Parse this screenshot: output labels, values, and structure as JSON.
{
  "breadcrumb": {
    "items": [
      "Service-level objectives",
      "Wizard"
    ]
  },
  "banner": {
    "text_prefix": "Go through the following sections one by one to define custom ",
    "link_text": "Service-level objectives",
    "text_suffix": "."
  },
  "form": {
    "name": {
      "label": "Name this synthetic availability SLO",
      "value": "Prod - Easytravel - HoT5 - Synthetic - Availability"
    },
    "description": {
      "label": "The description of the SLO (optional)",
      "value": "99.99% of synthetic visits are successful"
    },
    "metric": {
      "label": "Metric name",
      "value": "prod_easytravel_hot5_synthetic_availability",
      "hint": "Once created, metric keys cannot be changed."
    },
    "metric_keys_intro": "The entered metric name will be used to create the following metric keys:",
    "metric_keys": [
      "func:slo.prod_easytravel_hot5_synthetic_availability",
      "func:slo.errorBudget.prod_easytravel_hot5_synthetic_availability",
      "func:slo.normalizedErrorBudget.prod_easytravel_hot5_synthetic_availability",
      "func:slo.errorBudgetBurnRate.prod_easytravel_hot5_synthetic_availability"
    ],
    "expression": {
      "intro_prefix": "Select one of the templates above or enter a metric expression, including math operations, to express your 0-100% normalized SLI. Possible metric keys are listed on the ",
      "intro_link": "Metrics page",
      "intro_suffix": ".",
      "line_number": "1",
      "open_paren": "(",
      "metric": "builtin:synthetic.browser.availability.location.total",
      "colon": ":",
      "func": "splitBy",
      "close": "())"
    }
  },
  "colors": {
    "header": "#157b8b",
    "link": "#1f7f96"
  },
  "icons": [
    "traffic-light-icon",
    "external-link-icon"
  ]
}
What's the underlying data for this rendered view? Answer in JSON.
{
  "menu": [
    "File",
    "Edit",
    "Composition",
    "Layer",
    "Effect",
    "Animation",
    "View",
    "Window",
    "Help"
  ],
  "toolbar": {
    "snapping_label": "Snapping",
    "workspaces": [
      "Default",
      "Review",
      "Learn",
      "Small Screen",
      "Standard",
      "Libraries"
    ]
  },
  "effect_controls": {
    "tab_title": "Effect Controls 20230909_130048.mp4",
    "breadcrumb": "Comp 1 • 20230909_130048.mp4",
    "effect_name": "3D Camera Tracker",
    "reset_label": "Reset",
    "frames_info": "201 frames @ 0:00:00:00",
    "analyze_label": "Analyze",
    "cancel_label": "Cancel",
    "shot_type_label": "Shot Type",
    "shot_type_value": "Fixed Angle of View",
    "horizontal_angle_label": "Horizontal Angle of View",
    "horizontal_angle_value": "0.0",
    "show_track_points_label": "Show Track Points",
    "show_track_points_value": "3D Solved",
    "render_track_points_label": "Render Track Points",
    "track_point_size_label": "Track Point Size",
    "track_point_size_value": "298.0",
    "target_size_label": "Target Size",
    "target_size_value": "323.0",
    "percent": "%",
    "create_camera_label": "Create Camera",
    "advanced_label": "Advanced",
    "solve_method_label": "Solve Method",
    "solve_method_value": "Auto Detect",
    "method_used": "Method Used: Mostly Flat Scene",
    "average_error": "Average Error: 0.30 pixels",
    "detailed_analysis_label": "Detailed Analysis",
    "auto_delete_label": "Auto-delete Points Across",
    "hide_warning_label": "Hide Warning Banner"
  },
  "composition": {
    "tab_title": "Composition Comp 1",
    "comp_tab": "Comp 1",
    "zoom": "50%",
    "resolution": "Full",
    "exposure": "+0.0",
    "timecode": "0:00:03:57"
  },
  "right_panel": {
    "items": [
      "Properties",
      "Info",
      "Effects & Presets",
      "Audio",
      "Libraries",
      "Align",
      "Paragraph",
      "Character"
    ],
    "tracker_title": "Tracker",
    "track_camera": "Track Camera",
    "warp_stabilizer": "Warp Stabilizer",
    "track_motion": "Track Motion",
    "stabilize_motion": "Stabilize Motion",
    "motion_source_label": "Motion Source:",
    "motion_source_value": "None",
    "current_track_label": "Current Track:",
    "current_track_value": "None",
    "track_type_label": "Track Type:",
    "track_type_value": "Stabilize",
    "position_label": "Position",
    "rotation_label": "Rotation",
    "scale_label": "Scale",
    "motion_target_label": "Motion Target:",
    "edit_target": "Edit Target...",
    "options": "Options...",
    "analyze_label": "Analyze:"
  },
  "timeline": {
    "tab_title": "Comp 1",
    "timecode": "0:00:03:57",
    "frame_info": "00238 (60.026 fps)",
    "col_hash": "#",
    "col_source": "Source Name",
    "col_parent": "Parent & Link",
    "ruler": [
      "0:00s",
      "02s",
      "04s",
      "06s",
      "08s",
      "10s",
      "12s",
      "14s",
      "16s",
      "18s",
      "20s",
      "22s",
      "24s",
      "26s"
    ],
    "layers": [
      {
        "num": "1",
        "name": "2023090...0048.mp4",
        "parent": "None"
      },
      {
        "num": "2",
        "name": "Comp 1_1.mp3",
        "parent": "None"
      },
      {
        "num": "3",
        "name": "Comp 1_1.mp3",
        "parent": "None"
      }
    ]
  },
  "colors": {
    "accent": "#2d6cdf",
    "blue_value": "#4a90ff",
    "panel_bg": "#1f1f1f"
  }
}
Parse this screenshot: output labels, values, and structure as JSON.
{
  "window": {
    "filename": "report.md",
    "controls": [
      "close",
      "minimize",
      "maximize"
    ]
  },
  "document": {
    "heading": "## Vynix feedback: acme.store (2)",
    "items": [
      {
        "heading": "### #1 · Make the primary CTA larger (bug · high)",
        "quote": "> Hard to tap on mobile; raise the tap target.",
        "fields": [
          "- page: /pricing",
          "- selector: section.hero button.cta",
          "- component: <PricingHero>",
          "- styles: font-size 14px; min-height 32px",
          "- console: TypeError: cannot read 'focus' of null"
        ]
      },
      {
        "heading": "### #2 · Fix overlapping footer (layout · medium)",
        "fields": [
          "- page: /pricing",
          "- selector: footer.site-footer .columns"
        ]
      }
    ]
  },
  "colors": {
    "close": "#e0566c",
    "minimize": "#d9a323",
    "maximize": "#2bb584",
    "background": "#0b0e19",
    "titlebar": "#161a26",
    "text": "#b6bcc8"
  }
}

++++++++

TO DO ->
Give back the data above exactly as it appears.

WRITTEN ANSWER ->
Parse this screenshot: output labels, values, and structure as JSON.
{
  "breadcrumb": {
    "items": [
      "Service-level objectives",
      "Wizard"
    ]
  },
  "banner": {
    "text_prefix": "Go through the following sections one by one to define custom ",
    "link_text": "Service-level objectives",
    "text_suffix": "."
  },
  "form": {
    "name": {
      "label": "Name this synthetic availability SLO",
      "value": "Prod - Easytravel - HoT5 - Synthetic - Availability"
    },
    "description": {
      "label": "The description of the SLO (optional)",
      "value": "99.99% of synthetic visits are successful"
    },
    "metric": {
      "label": "Metric name",
      "value": "prod_easytravel_hot5_synthetic_availability",
      "hint": "Once created, metric keys cannot be changed."
    },
    "metric_keys_intro": "The entered metric name will be used to create the following metric keys:",
    "metric_keys": [
      "func:slo.prod_easytravel_hot5_synthetic_availability",
      "func:slo.errorBudget.prod_easytravel_hot5_synthetic_availability",
      "func:slo.normalizedErrorBudget.prod_easytravel_hot5_synthetic_availability",
      "func:slo.errorBudgetBurnRate.prod_easytravel_hot5_synthetic_availability"
    ],
    "expression": {
      "intro_prefix": "Select one of the templates above or enter a metric expression, including math operations, to express your 0-100% normalized SLI. Possible metric keys are listed on the ",
      "intro_link": "Metrics page",
      "intro_suffix": ".",
      "line_number": "1",
      "open_paren": "(",
      "metric": "builtin:synthetic.browser.availability.location.total",
      "colon": ":",
      "func": "splitBy",
      "close": "())"
    }
  },
  "colors": {
    "header": "#157b8b",
    "link": "#1f7f96"
  },
  "icons": [
    "traffic-light-icon",
    "external-link-icon"
  ]
}
What's the underlying data for this rendered view? Answer in JSON.
{
  "menu": [
    "File",
    "Edit",
    "Composition",
    "Layer",
    "Effect",
    "Animation",
    "View",
    "Window",
    "Help"
  ],
  "toolbar": {
    "snapping_label": "Snapping",
    "workspaces": [
      "Default",
      "Review",
      "Learn",
      "Small Screen",
      "Standard",
      "Libraries"
    ]
  },
  "effect_controls": {
    "tab_title": "Effect Controls 20230909_130048.mp4",
    "breadcrumb": "Comp 1 • 20230909_130048.mp4",
    "effect_name": "3D Camera Tracker",
    "reset_label": "Reset",
    "frames_info": "201 frames @ 0:00:00:00",
    "analyze_label": "Analyze",
    "cancel_label": "Cancel",
    "shot_type_label": "Shot Type",
    "shot_type_value": "Fixed Angle of View",
    "horizontal_angle_label": "Horizontal Angle of View",
    "horizontal_angle_value": "0.0",
    "show_track_points_label": "Show Track Points",
    "show_track_points_value": "3D Solved",
    "render_track_points_label": "Render Track Points",
    "track_point_size_label": "Track Point Size",
    "track_point_size_value": "298.0",
    "target_size_label": "Target Size",
    "target_size_value": "323.0",
    "percent": "%",
    "create_camera_label": "Create Camera",
    "advanced_label": "Advanced",
    "solve_method_label": "Solve Method",
    "solve_method_value": "Auto Detect",
    "method_used": "Method Used: Mostly Flat Scene",
    "average_error": "Average Error: 0.30 pixels",
    "detailed_analysis_label": "Detailed Analysis",
    "auto_delete_label": "Auto-delete Points Across",
    "hide_warning_label": "Hide Warning Banner"
  },
  "composition": {
    "tab_title": "Composition Comp 1",
    "comp_tab": "Comp 1",
    "zoom": "50%",
    "resolution": "Full",
    "exposure": "+0.0",
    "timecode": "0:00:03:57"
  },
  "right_panel": {
    "items": [
      "Properties",
      "Info",
      "Effects & Presets",
      "Audio",
      "Libraries",
      "Align",
      "Paragraph",
      "Character"
    ],
    "tracker_title": "Tracker",
    "track_camera": "Track Camera",
    "warp_stabilizer": "Warp Stabilizer",
    "track_motion": "Track Motion",
    "stabilize_motion": "Stabilize Motion",
    "motion_source_label": "Motion Source:",
    "motion_source_value": "None",
    "current_track_label": "Current Track:",
    "current_track_value": "None",
    "track_type_label": "Track Type:",
    "track_type_value": "Stabilize",
    "position_label": "Position",
    "rotation_label": "Rotation",
    "scale_label": "Scale",
    "motion_target_label": "Motion Target:",
    "edit_target": "Edit Target...",
    "options": "Options...",
    "analyze_label": "Analyze:"
  },
  "timeline": {
    "tab_title": "Comp 1",
    "timecode": "0:00:03:57",
    "frame_info": "00238 (60.026 fps)",
    "col_hash": "#",
    "col_source": "Source Name",
    "col_parent": "Parent & Link",
    "ruler": [
      "0:00s",
      "02s",
      "04s",
      "06s",
      "08s",
      "10s",
      "12s",
      "14s",
      "16s",
      "18s",
      "20s",
      "22s",
      "24s",
      "26s"
    ],
    "layers": [
      {
        "num": "1",
        "name": "2023090...0048.mp4",
        "parent": "None"
      },
      {
        "num": "2",
        "name": "Comp 1_1.mp3",
        "parent": "None"
      },
      {
        "num": "3",
        "name": "Comp 1_1.mp3",
        "parent": "None"
      }
    ]
  },
  "colors": {
    "accent": "#2d6cdf",
    "blue_value": "#4a90ff",
    "panel_bg": "#1f1f1f"
  }
}
Parse this screenshot: output labels, values, and structure as JSON.
{
  "window": {
    "filename": "report.md",
    "controls": [
      "close",
      "minimize",
      "maximize"
    ]
  },
  "document": {
    "heading": "## Vynix feedback: acme.store (2)",
    "items": [
      {
        "heading": "### #1 · Make the primary CTA larger (bug · high)",
        "quote": "> Hard to tap on mobile; raise the tap target.",
        "fields": [
          "- page: /pricing",
          "- selector: section.hero button.cta",
          "- component: <PricingHero>",
          "- styles: font-size 14px; min-height 32px",
          "- console: TypeError: cannot read 'focus' of null"
        ]
      },
      {
        "heading": "### #2 · Fix overlapping footer (layout · medium)",
        "fields": [
          "- page: /pricing",
          "- selector: footer.site-footer .columns"
        ]
      }
    ]
  },
  "colors": {
    "close": "#e0566c",
    "minimize": "#d9a323",
    "maximize": "#2bb584",
    "background": "#0b0e19",
    "titlebar": "#161a26",
    "text": "#b6bcc8"
  }
}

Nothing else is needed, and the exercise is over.